(Dataset records)
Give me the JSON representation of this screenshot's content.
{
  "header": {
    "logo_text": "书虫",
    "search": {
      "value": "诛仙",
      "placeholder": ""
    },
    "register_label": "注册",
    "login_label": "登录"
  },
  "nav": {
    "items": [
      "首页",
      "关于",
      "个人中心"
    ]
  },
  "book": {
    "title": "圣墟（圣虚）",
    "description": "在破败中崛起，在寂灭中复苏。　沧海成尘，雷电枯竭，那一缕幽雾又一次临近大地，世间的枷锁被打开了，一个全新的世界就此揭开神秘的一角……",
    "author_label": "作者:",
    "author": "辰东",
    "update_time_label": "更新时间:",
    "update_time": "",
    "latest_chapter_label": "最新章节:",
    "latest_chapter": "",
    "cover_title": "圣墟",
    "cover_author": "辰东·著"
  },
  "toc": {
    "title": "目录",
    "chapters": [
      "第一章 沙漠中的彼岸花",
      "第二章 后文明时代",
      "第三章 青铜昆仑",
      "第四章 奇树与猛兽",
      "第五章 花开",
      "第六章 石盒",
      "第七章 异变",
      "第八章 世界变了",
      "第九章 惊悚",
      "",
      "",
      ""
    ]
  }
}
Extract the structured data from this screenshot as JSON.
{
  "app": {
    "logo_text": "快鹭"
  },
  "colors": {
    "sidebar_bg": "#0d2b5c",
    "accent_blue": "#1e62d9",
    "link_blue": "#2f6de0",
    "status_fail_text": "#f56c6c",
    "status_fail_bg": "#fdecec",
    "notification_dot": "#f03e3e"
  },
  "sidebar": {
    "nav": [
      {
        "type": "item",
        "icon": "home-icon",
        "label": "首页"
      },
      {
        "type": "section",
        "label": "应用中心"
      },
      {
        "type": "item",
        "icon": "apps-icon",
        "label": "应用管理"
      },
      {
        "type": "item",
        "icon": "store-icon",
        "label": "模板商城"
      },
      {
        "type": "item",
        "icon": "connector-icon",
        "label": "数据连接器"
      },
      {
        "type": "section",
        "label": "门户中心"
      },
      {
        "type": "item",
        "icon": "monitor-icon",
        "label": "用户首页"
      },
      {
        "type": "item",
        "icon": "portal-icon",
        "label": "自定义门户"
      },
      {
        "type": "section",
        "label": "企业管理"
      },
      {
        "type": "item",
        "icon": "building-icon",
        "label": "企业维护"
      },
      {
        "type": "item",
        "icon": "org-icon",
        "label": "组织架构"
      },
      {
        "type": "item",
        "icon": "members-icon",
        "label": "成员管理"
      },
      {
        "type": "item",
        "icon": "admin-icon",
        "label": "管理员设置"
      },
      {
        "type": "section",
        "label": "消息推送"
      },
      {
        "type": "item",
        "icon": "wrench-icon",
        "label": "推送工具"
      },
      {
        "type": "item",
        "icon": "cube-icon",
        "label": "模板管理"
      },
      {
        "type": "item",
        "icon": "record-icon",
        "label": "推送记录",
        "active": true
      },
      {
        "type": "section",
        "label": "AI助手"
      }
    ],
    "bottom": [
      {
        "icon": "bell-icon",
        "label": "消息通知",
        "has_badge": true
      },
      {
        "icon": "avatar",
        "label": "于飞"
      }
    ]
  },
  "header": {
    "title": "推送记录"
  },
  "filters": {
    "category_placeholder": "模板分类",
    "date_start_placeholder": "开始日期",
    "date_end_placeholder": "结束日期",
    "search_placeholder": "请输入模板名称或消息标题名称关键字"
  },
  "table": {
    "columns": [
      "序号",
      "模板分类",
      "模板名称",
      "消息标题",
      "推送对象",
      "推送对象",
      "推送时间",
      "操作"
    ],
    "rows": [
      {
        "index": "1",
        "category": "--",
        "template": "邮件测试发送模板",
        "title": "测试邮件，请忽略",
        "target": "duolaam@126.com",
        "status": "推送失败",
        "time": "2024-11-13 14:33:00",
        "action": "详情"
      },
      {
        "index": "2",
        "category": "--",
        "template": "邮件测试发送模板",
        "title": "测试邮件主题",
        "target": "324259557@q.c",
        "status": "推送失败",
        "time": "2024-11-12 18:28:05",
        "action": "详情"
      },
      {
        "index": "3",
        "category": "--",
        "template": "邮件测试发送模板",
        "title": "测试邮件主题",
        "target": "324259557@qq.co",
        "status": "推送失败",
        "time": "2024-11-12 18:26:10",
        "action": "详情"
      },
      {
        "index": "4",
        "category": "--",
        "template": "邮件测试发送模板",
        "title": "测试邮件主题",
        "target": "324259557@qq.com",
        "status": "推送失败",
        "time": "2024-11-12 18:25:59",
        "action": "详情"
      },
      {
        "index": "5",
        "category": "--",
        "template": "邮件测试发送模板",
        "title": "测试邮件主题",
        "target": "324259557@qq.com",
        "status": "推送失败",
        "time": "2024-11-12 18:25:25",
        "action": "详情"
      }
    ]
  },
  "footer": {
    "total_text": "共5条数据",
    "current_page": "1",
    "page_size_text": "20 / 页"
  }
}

TO DO - Output an exact copy of each record.

THE REPLY -
Give me the JSON representation of this screenshot's content.
{
  "header": {
    "logo_text": "书虫",
    "search": {
      "value": "诛仙",
      "placeholder": ""
    },
    "register_label": "注册",
    "login_label": "登录"
  },
  "nav": {
    "items": [
      "首页",
      "关于",
      "个人中心"
    ]
  },
  "book": {
    "title": "圣墟（圣虚）",
    "description": "在破败中崛起，在寂灭中复苏。　沧海成尘，雷电枯竭，那一缕幽雾又一次临近大地，世间的枷锁被打开了，一个全新的世界就此揭开神秘的一角……",
    "author_label": "作者:",
    "author": "辰东",
    "update_time_label": "更新时间:",
    "update_time": "",
    "latest_chapter_label": "最新章节:",
    "latest_chapter": "",
    "cover_title": "圣墟",
    "cover_author": "辰东·著"
  },
  "toc": {
    "title": "目录",
    "chapters": [
      "第一章 沙漠中的彼岸花",
      "第二章 后文明时代",
      "第三章 青铜昆仑",
      "第四章 奇树与猛兽",
      "第五章 花开",
      "第六章 石盒",
      "第七章 异变",
      "第八章 世界变了",
      "第九章 惊悚",
      "",
      "",
      ""
    ]
  }
}
Extract the structured data from this screenshot as JSON.
{
  "app": {
    "logo_text": "快鹭"
  },
  "colors": {
    "sidebar_bg": "#0d2b5c",
    "accent_blue": "#1e62d9",
    "link_blue": "#2f6de0",
    "status_fail_text": "#f56c6c",
    "status_fail_bg": "#fdecec",
    "notification_dot": "#f03e3e"
  },
  "sidebar": {
    "nav": [
      {
        "type": "item",
        "icon": "home-icon",
        "label": "首页"
      },
      {
        "type": "section",
        "label": "应用中心"
      },
      {
        "type": "item",
        "icon": "apps-icon",
        "label": "应用管理"
      },
      {
        "type": "item",
        "icon": "store-icon",
        "label": "模板商城"
      },
      {
        "type": "item",
        "icon": "connector-icon",
        "label": "数据连接器"
      },
      {
        "type": "section",
        "label": "门户中心"
      },
      {
        "type": "item",
        "icon": "monitor-icon",
        "label": "用户首页"
      },
      {
        "type": "item",
        "icon": "portal-icon",
        "label": "自定义门户"
      },
      {
        "type": "section",
        "label": "企业管理"
      },
      {
        "type": "item",
        "icon": "building-icon",
        "label": "企业维护"
      },
      {
        "type": "item",
        "icon": "org-icon",
        "label": "组织架构"
      },
      {
        "type": "item",
        "icon": "members-icon",
        "label": "成员管理"
      },
      {
        "type": "item",
        "icon": "admin-icon",
        "label": "管理员设置"
      },
      {
        "type": "section",
        "label": "消息推送"
      },
      {
        "type": "item",
        "icon": "wrench-icon",
        "label": "推送工具"
      },
      {
        "type": "item",
        "icon": "cube-icon",
        "label": "模板管理"
      },
      {
        "type": "item",
        "icon": "record-icon",
        "label": "推送记录",
        "active": true
      },
      {
        "type": "section",
        "label": "AI助手"
      }
    ],
    "bottom": [
      {
        "icon": "bell-icon",
        "label": "消息通知",
        "has_badge": true
      },
      {
        "icon": "avatar",
        "label": "于飞"
      }
    ]
  },
  "header": {
    "title": "推送记录"
  },
  "filters": {
    "category_placeholder": "模板分类",
    "date_start_placeholder": "开始日期",
    "date_end_placeholder": "结束日期",
    "search_placeholder": "请输入模板名称或消息标题名称关键字"
  },
  "table": {
    "columns": [
      "序号",
      "模板分类",
      "模板名称",
      "消息标题",
      "推送对象",
      "推送对象",
      "推送时间",
      "操作"
    ],
    "rows": [
      {
        "index": "1",
        "category": "--",
        "template": "邮件测试发送模板",
        "title": "测试邮件，请忽略",
        "target": "duolaam@126.com",
        "status": "推送失败",
        "time": "2024-11-13 14:33:00",
        "action": "详情"
      },
      {
        "index": "2",
        "category": "--",
        "template": "邮件测试发送模板",
        "title": "测试邮件主题",
        "target": "324259557@q.c",
        "status": "推送失败",
        "time": "2024-11-12 18:28:05",
        "action": "详情"
      },
      {
        "index": "3",
        "category": "--",
        "template": "邮件测试发送模板",
        "title": "测试邮件主题",
        "target": "324259557@qq.co",
        "status": "推送失败",
        "time": "2024-11-12 18:26:10",
        "action": "详情"
      },
      {
        "index": "4",
        "category": "--",
        "template": "邮件测试发送模板",
        "title": "测试邮件主题",
        "target": "324259557@qq.com",
        "status": "推送失败",
        "time": "2024-11-12 18:25:59",
        "action": "详情"
      },
      {
        "index": "5",
        "category": "--",
        "template": "邮件测试发送模板",
        "title": "测试邮件主题",
        "target": "324259557@qq.com",
        "status": "推送失败",
        "time": "2024-11-12 18:25:25",
        "action": "详情"
      }
    ]
  },
  "footer": {
    "total_text": "共5条数据",
    "current_page": "1",
    "page_size_text": "20 / 页"
  }
}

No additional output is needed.